+++ Verilen Metin

Mahkeme ilamında belirtildiği şekilde, görevsizliğine karar vermiştir.
Hükmün davacılar vekili tarafından temyiz edilmesi üzerine temyiz isteğinin süresinde olduğu anlaşıldıktan ve Tetkik Hakimi tarafından düzenlenen raporla dosyadaki kağıtlar okunduktan sonra işin gereği düşünüldü ve aşağıdaki karar tespit edildi.

K A R A R

Dava 02.2010 tarihinde davalıya ait ekskavatörlü tarama dubasında kaptan olarak çalışmakta iken kalp krizi sonucu ölüm nedeniyle hak sahiplerinin manevi tazminat istemine ilişkindir.
Mahkemece uyuşmazlığın çözümünün Denizcilik ihtisas Mahkemesine ait olduğundan bahisle dava dilekçesinin görev yönünden reddine karar verilmiş ve bu karar süresinde davacılar vekilince temyiz edilmiştir.
Davacılar murisinin davalı A. şirketine ait ekskavatörlü tarama dubasında kaptan olarak çalışmakta iken kalp krizi geçirerek öldüğü, ölenle anılan davalı şirket arasında işçi işveren ilişkisinin bulunduğu, uyuşmazlık konusu değildir. Uyuşmazlık; görevli mahkemenin belirlenmesine ilişkindir.

++++++
+++ İşlenecek Kayıtlar

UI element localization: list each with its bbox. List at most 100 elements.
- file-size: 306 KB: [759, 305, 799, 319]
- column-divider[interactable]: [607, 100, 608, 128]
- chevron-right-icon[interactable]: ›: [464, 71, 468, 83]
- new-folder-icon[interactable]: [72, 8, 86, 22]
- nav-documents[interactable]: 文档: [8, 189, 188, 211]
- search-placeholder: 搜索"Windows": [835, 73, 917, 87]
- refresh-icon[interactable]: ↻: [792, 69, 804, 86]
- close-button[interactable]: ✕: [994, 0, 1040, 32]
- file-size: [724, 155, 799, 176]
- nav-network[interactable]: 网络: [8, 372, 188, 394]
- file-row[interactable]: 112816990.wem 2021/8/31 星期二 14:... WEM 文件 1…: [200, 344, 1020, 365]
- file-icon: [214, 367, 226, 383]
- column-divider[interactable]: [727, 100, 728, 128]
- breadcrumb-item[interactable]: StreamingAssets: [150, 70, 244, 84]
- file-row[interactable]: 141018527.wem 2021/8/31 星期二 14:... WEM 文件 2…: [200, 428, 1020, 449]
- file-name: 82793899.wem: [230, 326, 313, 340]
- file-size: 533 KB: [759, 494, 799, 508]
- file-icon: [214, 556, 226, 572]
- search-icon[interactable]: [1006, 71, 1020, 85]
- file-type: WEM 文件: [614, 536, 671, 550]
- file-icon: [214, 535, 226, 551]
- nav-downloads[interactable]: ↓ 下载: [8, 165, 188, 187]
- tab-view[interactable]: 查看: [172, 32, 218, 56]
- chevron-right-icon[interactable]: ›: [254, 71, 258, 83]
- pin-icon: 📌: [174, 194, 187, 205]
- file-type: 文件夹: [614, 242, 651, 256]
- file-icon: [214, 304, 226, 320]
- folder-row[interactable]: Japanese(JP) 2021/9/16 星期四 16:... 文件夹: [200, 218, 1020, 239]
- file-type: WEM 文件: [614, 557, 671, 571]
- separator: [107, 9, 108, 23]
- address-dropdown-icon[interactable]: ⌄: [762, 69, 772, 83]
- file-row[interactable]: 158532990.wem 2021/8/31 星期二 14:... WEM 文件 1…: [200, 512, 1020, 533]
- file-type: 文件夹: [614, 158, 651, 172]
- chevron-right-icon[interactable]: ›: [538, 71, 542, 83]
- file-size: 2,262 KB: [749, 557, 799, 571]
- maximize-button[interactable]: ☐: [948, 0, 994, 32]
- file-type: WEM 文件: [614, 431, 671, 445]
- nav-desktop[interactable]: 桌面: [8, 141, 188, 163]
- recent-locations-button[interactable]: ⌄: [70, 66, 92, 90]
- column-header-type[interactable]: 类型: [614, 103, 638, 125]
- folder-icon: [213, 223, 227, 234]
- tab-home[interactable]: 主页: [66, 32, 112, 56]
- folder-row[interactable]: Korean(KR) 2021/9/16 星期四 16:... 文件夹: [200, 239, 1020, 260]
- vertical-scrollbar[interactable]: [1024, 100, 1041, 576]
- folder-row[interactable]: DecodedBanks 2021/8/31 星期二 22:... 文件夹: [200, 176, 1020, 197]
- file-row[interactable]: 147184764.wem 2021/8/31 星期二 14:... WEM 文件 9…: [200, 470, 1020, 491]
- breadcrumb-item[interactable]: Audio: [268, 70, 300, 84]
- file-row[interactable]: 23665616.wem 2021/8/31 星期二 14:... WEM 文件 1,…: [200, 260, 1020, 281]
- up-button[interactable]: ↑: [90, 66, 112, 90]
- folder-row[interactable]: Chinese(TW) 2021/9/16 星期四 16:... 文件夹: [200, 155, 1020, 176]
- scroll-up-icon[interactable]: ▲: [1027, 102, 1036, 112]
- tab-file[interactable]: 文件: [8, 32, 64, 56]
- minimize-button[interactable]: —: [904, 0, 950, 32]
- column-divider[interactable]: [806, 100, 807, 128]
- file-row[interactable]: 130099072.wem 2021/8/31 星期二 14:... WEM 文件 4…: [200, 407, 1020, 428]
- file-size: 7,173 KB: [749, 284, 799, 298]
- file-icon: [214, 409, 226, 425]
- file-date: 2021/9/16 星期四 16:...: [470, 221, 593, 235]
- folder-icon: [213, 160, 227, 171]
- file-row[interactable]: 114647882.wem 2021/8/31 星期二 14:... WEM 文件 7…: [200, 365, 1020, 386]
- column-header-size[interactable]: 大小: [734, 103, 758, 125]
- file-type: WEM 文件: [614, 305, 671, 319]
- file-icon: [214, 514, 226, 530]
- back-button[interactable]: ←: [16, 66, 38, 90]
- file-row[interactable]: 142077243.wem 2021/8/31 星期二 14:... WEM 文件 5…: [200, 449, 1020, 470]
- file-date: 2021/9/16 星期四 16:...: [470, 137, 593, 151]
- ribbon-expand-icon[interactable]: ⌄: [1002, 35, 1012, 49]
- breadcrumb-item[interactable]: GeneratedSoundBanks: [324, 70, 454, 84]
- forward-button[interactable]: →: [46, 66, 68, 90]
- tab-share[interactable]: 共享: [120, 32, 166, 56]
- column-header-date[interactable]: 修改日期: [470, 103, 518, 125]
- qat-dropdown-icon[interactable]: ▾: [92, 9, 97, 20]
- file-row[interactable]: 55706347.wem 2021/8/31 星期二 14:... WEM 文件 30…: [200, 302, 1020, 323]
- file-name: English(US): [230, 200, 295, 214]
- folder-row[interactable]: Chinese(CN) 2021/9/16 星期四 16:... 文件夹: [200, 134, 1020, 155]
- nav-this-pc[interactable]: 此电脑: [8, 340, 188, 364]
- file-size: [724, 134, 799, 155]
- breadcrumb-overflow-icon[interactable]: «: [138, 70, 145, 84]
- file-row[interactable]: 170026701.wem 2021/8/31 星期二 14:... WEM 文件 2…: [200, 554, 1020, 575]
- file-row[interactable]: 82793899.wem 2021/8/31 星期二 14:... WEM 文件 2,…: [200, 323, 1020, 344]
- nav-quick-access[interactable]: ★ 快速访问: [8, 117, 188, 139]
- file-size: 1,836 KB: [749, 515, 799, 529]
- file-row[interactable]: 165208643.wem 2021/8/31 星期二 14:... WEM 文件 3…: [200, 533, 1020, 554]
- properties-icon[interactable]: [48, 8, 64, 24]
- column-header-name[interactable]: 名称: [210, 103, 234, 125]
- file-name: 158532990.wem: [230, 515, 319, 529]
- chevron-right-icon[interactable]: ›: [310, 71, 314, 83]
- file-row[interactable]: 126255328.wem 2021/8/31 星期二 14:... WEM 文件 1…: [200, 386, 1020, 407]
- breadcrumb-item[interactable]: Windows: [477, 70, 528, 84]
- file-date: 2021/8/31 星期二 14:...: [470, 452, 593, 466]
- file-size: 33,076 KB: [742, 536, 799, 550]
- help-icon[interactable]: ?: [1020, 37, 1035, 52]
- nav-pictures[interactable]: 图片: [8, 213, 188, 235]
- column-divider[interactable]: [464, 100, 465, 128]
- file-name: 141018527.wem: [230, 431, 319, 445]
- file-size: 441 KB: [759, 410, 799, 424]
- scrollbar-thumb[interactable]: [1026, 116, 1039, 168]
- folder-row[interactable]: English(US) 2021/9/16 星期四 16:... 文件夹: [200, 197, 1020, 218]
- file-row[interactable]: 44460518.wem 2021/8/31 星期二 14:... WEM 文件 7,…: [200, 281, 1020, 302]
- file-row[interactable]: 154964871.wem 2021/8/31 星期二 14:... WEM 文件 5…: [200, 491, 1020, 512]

++++++

- _Görevler_
1 > Karar metninin "Mahkemece uyuşmazlığın çözümünün" ile başlayıp "vekilince temyiz edilmiştir." ile biten bölümünü hiçbir değişiklik yapmadan yeniden yazın.
2 > Kayıtların başından "- file-icon: [214, 367, 226, 383]" ifadesini içeren satıra kadar, bu satır da dahil olmak üzere, yalnızca bu aralıktaki satırları Sıra ve Satır sütunlarından oluşan bir Markdown tablosuna dönüştürün. Boş satırları tabloya almayın.

- _Görev Yanıtları_
1 >
Mahkemece uyuşmazlığın çözümünün Denizcilik ihtisas Mahkemesine ait olduğundan bahisle dava dilekçesinin görev yönünden reddine karar verilmiş ve bu karar süresinde davacılar vekilince temyiz edilmiştir.

2 >
| Sıra | Satır |
|---|---|
| 1 | UI element localization: list each with its bbox. List at most 100 elements. |
| 2 | - file-size: 306 KB: [759, 305, 799, 319] |
| 3 | - column-divider[interactable]: [607, 100, 608, 128] |
| 4 | - chevron-right-icon[interactable]: ›: [464, 71, 468, 83] |
| 5 | - new-folder-icon[interactable]: [72, 8, 86, 22] |
| 6 | - nav-documents[interactable]: 文档: [8, 189, 188, 211] |
| 7 | - search-placeholder: 搜索"Windows": [835, 73, 917, 87] |
| 8 | - refresh-icon[interactable]: ↻: [792, 69, 804, 86] |
| 9 | - close-button[interactable]: ✕: [994, 0, 1040, 32] |
| 10 | - file-size: [724, 155, 799, 176] |
| 11 | - nav-network[interactable]: 网络: [8, 372, 188, 394] |
| 12 | - file-row[interactable]: 112816990.wem 2021/8/31 星期二 14:... WEM 文件 1…: [200, 344, 1020, 365] |
| 13 | - file-icon: [214, 367, 226, 383] |